What is needed: Please answer from the biography of Nicholas Frances Chase: in what year did he receive his Master of Fine Arts?
== Extract ==
Nicholas Frances Chase (born Nebeil Mahayni; 1966 in Roseburg, Oregon) is an American composer and performer.

Chase received a Bachelor of Arts in German Area Studies from University of Oregon in 1993 and studied music composition at the California Institute of the Arts (CalArts) with Stephen Mosko, Morton Subotnick, Bunita Marcus, and Mary Jane Leach, receiving his Master of Fine Arts in 2000. At CalArts he studied Hindustani Classical Music with Rajeev Taranath and Arabic Classical Music with Dr. Ziad Bunni.

His compositional style references popular music forms such as techno, electronica, ambient, and noise music, and frequently integrates interactive signal processing and electronic sound material with acoustic instrumentation. He has written original music for various ensembles including the California EAR Unit, the Long Beach Opera, and the Philadelphia Classical Symphony.

Performances 
Chase performs using a laptop and DJ turntables and is known to integrate video projection into performances. In 2008 he began performing his own compositions for solo piano, giving concerts in Europe and the US.
===
== Items ==
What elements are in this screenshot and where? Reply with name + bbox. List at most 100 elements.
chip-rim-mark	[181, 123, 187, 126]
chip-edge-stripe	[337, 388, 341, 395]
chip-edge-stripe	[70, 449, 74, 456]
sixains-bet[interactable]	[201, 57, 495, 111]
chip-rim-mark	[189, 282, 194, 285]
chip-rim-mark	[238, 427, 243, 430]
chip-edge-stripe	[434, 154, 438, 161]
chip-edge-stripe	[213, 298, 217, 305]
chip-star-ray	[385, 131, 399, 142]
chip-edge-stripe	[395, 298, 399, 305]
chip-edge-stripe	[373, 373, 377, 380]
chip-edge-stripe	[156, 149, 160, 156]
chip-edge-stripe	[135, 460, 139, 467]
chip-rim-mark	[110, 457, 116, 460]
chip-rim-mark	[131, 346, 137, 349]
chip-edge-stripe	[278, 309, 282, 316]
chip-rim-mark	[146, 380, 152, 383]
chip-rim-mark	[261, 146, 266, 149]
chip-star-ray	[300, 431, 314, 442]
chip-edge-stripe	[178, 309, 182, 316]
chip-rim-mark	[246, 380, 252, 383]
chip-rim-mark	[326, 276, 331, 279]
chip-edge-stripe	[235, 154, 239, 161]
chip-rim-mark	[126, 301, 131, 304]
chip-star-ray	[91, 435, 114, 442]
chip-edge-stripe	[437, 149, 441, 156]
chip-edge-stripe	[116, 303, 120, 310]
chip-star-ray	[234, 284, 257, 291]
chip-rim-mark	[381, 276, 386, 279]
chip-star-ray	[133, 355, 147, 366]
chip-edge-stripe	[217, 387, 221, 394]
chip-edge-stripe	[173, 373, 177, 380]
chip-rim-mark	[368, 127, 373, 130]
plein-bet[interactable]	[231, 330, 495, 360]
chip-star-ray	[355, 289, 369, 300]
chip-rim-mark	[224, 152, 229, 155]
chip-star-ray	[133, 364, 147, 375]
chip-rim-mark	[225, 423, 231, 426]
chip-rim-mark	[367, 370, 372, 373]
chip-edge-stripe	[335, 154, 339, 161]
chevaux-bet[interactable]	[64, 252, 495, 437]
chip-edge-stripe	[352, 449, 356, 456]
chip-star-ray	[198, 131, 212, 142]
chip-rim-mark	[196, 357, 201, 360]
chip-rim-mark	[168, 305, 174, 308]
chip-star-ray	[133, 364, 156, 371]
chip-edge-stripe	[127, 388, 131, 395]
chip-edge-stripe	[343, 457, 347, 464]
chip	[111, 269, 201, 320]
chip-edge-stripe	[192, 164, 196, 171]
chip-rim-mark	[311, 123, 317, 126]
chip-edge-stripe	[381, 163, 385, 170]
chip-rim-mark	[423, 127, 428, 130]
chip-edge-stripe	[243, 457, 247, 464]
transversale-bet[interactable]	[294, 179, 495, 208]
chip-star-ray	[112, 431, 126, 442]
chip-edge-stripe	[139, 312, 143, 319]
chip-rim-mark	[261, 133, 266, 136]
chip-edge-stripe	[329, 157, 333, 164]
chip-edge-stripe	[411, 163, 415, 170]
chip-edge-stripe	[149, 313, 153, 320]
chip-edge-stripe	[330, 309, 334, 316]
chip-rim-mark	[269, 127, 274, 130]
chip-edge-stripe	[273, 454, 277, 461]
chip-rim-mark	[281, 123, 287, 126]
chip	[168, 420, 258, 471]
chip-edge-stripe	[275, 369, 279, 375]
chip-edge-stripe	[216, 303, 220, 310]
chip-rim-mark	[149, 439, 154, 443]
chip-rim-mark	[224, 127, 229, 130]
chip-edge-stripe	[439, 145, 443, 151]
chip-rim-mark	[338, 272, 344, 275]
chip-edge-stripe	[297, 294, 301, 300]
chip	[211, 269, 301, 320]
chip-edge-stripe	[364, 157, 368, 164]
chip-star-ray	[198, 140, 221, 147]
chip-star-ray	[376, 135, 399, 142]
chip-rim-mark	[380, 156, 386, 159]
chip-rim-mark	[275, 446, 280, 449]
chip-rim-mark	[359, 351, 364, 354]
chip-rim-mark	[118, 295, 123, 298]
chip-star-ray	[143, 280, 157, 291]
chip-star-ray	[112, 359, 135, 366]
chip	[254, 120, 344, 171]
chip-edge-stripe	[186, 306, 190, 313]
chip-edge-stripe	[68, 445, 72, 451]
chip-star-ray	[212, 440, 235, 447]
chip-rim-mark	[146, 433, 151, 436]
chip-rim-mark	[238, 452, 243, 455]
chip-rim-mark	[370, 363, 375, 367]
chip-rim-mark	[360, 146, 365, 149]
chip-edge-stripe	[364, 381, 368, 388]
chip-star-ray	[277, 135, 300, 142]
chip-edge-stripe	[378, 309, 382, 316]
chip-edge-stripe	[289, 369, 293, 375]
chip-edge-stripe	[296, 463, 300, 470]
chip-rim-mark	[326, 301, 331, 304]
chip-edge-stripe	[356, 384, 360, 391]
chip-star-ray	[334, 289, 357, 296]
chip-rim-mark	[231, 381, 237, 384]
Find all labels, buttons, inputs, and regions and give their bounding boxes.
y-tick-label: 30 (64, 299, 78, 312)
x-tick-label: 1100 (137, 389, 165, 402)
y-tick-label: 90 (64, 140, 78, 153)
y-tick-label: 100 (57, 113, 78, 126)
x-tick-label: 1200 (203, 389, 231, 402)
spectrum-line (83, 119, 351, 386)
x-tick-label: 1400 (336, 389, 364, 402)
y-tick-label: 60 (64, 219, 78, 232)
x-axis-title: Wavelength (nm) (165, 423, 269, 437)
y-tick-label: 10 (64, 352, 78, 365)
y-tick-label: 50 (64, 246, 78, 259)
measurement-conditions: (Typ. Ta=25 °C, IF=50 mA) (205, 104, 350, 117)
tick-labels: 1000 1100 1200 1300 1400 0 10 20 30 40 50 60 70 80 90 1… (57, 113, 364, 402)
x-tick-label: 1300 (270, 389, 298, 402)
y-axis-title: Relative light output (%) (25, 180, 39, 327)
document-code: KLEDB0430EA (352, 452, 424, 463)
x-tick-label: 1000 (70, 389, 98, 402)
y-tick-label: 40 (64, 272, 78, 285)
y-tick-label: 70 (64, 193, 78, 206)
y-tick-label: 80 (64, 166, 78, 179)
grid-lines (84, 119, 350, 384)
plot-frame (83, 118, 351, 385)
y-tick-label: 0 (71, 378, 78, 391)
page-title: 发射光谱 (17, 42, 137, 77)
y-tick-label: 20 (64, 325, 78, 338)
===
Result: 2000